-- begin --

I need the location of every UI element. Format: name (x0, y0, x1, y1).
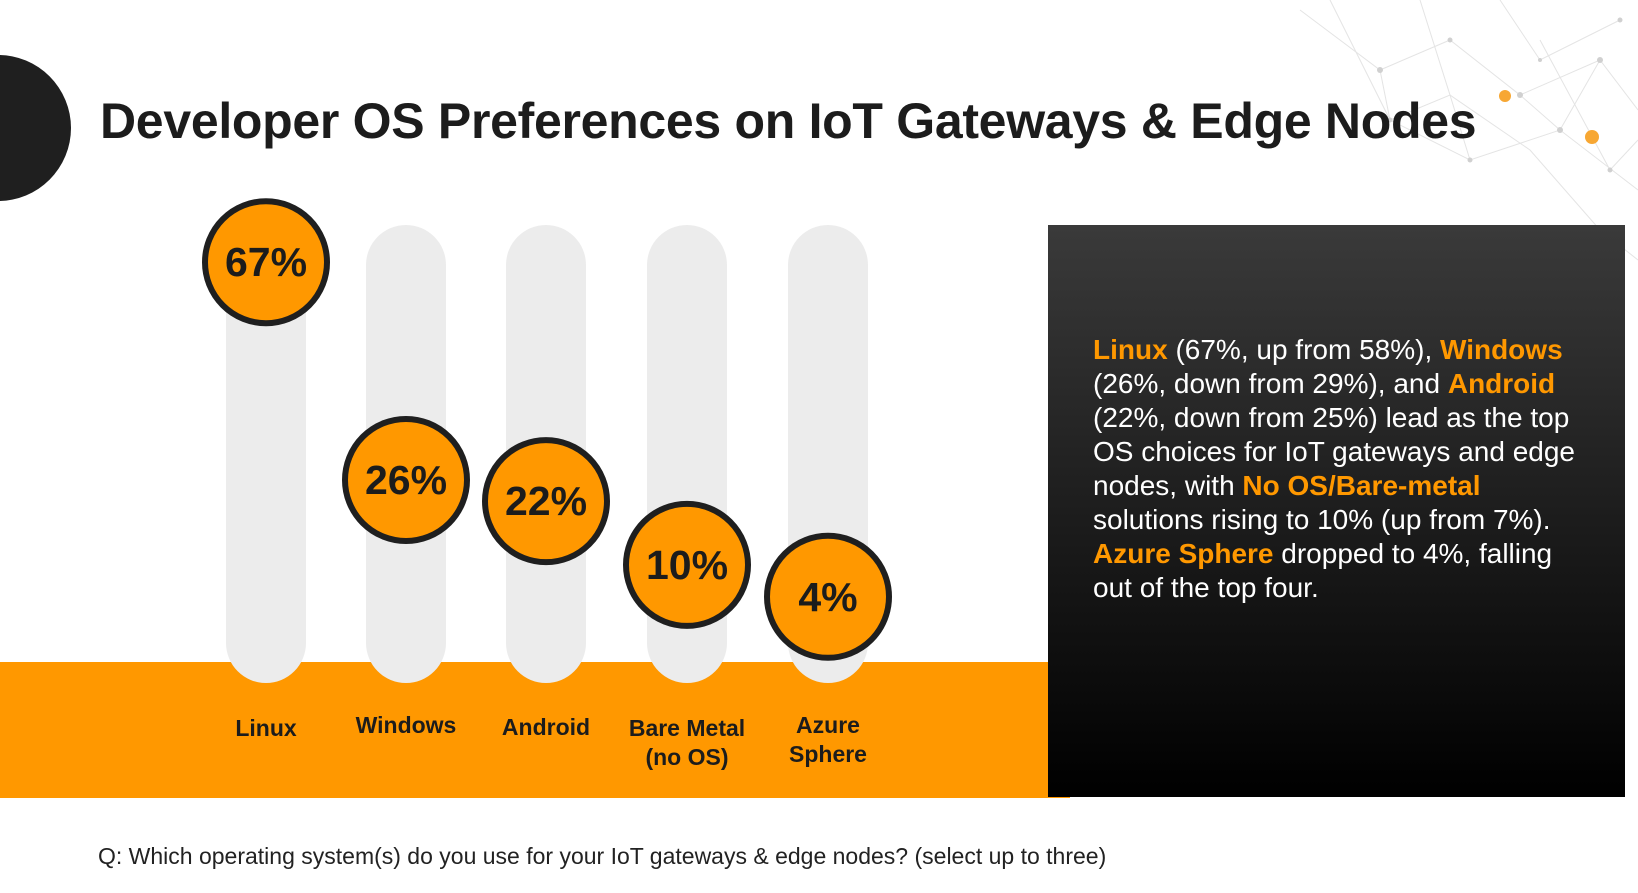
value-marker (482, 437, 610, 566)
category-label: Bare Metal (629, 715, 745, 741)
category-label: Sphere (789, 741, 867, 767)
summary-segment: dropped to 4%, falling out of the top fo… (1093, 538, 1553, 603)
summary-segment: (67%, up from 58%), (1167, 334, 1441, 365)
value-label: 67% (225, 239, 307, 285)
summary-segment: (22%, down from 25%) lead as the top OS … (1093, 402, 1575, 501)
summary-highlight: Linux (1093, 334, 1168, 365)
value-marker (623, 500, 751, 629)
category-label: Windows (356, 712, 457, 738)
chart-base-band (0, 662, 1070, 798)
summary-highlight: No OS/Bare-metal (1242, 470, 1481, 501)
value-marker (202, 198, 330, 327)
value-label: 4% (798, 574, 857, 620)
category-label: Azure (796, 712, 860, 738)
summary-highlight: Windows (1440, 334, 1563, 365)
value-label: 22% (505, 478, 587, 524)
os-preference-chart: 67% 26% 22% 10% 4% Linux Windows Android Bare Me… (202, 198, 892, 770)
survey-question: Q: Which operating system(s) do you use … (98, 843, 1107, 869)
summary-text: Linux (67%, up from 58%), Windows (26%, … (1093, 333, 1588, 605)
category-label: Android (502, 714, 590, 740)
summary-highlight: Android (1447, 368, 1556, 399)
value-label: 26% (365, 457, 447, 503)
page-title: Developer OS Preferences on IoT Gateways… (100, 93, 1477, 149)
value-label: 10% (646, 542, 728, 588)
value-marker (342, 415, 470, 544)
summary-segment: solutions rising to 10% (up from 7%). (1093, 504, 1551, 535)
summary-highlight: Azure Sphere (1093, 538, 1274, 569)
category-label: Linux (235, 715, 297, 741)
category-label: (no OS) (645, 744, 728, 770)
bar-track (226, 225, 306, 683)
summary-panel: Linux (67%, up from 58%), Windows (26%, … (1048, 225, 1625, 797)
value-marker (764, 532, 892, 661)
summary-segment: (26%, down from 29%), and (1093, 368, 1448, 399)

-- end --

### TASK PROMPT
Rewrite every row above as a Markdown table with two columns, No. and Text, giving each line its number and skipping blank lines. Leave the pictures out.

### TASK SOLUTION
| No. | Text |
|---|---|
| 1 | I need the location of every UI element. Format: name (x0, y0, x1, y1). |
| 2 | value-marker (482, 437, 610, 566) |
| 3 | category-label: Bare Metal (629, 715, 745, 741) |
| 4 | category-label: Sphere (789, 741, 867, 767) |
| 5 | summary-segment: dropped to 4%, falling out of the top fo… (1093, 538, 1553, 603) |
| 6 | summary-segment: (67%, up from 58%), (1167, 334, 1441, 365) |
| 7 | value-label: 67% (225, 239, 307, 285) |
| 8 | summary-segment: (22%, down from 25%) lead as the top OS … (1093, 402, 1575, 501) |
| 9 | summary-highlight: Linux (1093, 334, 1168, 365) |
| 10 | value-marker (623, 500, 751, 629) |
| 11 | category-label: Windows (356, 712, 457, 738) |
| 12 | chart-base-band (0, 662, 1070, 798) |
| 13 | summary-highlight: No OS/Bare-metal (1242, 470, 1481, 501) |
| 14 | value-marker (202, 198, 330, 327) |
| 15 | value-label: 4% (798, 574, 857, 620) |
| 16 | category-label: Azure (796, 712, 860, 738) |
| 17 | summary-highlight: Windows (1440, 334, 1563, 365) |
| 18 | value-label: 22% (505, 478, 587, 524) |
| 19 | os-preference-chart: 67% 26% 22% 10% 4% Linux Windows Android Bare Me… (202, 198, 892, 770) |
| 20 | survey-question: Q: Which operating system(s) do you use … (98, 843, 1107, 869) |
| 21 | summary-text: Linux (67%, up from 58%), Windows (26%, … (1093, 333, 1588, 605) |
| 22 | category-label: Android (502, 714, 590, 740) |
| 23 | summary-highlight: Android (1447, 368, 1556, 399) |
| 24 | value-label: 26% (365, 457, 447, 503) |
| 25 | page-title: Developer OS Preferences on IoT Gateways… (100, 93, 1477, 149) |
| 26 | value-label: 10% (646, 542, 728, 588) |
| 27 | value-marker (342, 415, 470, 544) |
| 28 | summary-segment: solutions rising to 10% (up from 7%). (1093, 504, 1551, 535) |
| 29 | summary-highlight: Azure Sphere (1093, 538, 1274, 569) |
| 30 | category-label: Linux (235, 715, 297, 741) |
| 31 | category-label: (no OS) (645, 744, 728, 770) |
| 32 | bar-track (226, 225, 306, 683) |
| 33 | summary-panel: Linux (67%, up from 58%), Windows (26%, … (1048, 225, 1625, 797) |
| 34 | value-marker (764, 532, 892, 661) |
| 35 | summary-segment: (26%, down from 29%), and (1093, 368, 1448, 399) |